Give a verbatim quotation of every record.

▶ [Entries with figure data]
## Start

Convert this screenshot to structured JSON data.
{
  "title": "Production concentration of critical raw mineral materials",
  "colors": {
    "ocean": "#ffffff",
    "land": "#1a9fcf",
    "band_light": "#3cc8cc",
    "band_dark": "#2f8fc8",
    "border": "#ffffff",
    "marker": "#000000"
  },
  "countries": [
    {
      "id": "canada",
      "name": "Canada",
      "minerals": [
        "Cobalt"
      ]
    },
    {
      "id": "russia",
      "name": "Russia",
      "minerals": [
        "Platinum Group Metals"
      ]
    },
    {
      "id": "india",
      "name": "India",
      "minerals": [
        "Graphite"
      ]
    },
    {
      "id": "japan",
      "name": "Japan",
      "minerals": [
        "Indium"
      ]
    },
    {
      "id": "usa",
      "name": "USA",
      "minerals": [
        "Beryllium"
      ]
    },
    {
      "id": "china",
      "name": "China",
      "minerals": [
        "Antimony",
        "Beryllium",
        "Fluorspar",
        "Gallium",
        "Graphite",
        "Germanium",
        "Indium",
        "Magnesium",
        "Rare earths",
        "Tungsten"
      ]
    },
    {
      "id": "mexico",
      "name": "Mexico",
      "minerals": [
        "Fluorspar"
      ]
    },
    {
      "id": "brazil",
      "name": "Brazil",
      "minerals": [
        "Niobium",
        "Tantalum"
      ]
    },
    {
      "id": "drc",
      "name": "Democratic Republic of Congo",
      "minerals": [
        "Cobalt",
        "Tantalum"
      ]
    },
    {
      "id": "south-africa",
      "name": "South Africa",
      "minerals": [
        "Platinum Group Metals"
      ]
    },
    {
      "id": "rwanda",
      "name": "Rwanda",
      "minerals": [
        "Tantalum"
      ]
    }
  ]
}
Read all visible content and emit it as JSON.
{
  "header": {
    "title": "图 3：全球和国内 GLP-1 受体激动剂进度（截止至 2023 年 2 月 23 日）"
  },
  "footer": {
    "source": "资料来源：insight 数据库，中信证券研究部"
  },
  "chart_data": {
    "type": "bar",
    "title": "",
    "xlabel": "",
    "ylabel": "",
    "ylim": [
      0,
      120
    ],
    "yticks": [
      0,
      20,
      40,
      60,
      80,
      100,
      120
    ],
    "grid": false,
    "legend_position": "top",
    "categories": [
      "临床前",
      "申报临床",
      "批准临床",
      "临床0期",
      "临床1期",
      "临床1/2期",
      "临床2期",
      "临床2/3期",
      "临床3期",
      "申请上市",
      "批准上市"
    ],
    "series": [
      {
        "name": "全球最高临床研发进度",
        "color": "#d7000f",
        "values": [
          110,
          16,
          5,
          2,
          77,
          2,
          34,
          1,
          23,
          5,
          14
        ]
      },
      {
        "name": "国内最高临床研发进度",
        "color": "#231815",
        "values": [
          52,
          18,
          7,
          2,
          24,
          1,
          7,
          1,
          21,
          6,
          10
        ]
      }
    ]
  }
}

## End

▶ [TASK RESPONSE]
Convert this screenshot to structured JSON data.
{
  "title": "Production concentration of critical raw mineral materials",
  "colors": {
    "ocean": "#ffffff",
    "land": "#1a9fcf",
    "band_light": "#3cc8cc",
    "band_dark": "#2f8fc8",
    "border": "#ffffff",
    "marker": "#000000"
  },
  "countries": [
    {
      "id": "canada",
      "name": "Canada",
      "minerals": [
        "Cobalt"
      ]
    },
    {
      "id": "russia",
      "name": "Russia",
      "minerals": [
        "Platinum Group Metals"
      ]
    },
    {
      "id": "india",
      "name": "India",
      "minerals": [
        "Graphite"
      ]
    },
    {
      "id": "japan",
      "name": "Japan",
      "minerals": [
        "Indium"
      ]
    },
    {
      "id": "usa",
      "name": "USA",
      "minerals": [
        "Beryllium"
      ]
    },
    {
      "id": "china",
      "name": "China",
      "minerals": [
        "Antimony",
        "Beryllium",
        "Fluorspar",
        "Gallium",
        "Graphite",
        "Germanium",
        "Indium",
        "Magnesium",
        "Rare earths",
        "Tungsten"
      ]
    },
    {
      "id": "mexico",
      "name": "Mexico",
      "minerals": [
        "Fluorspar"
      ]
    },
    {
      "id": "brazil",
      "name": "Brazil",
      "minerals": [
        "Niobium",
        "Tantalum"
      ]
    },
    {
      "id": "drc",
      "name": "Democratic Republic of Congo",
      "minerals": [
        "Cobalt",
        "Tantalum"
      ]
    },
    {
      "id": "south-africa",
      "name": "South Africa",
      "minerals": [
        "Platinum Group Metals"
      ]
    },
    {
      "id": "rwanda",
      "name": "Rwanda",
      "minerals": [
        "Tantalum"
      ]
    }
  ]
}
Read all visible content and emit it as JSON.
{
  "header": {
    "title": "图 3：全球和国内 GLP-1 受体激动剂进度（截止至 2023 年 2 月 23 日）"
  },
  "footer": {
    "source": "资料来源：insight 数据库，中信证券研究部"
  },
  "chart_data": {
    "type": "bar",
    "title": "",
    "xlabel": "",
    "ylabel": "",
    "ylim": [
      0,
      120
    ],
    "yticks": [
      0,
      20,
      40,
      60,
      80,
      100,
      120
    ],
    "grid": false,
    "legend_position": "top",
    "categories": [
      "临床前",
      "申报临床",
      "批准临床",
      "临床0期",
      "临床1期",
      "临床1/2期",
      "临床2期",
      "临床2/3期",
      "临床3期",
      "申请上市",
      "批准上市"
    ],
    "series": [
      {
        "name": "全球最高临床研发进度",
        "color": "#d7000f",
        "values": [
          110,
          16,
          5,
          2,
          77,
          2,
          34,
          1,
          23,
          5,
          14
        ]
      },
      {
        "name": "国内最高临床研发进度",
        "color": "#231815",
        "values": [
          52,
          18,
          7,
          2,
          24,
          1,
          7,
          1,
          21,
          6,
          10
        ]
      }
    ]
  }
}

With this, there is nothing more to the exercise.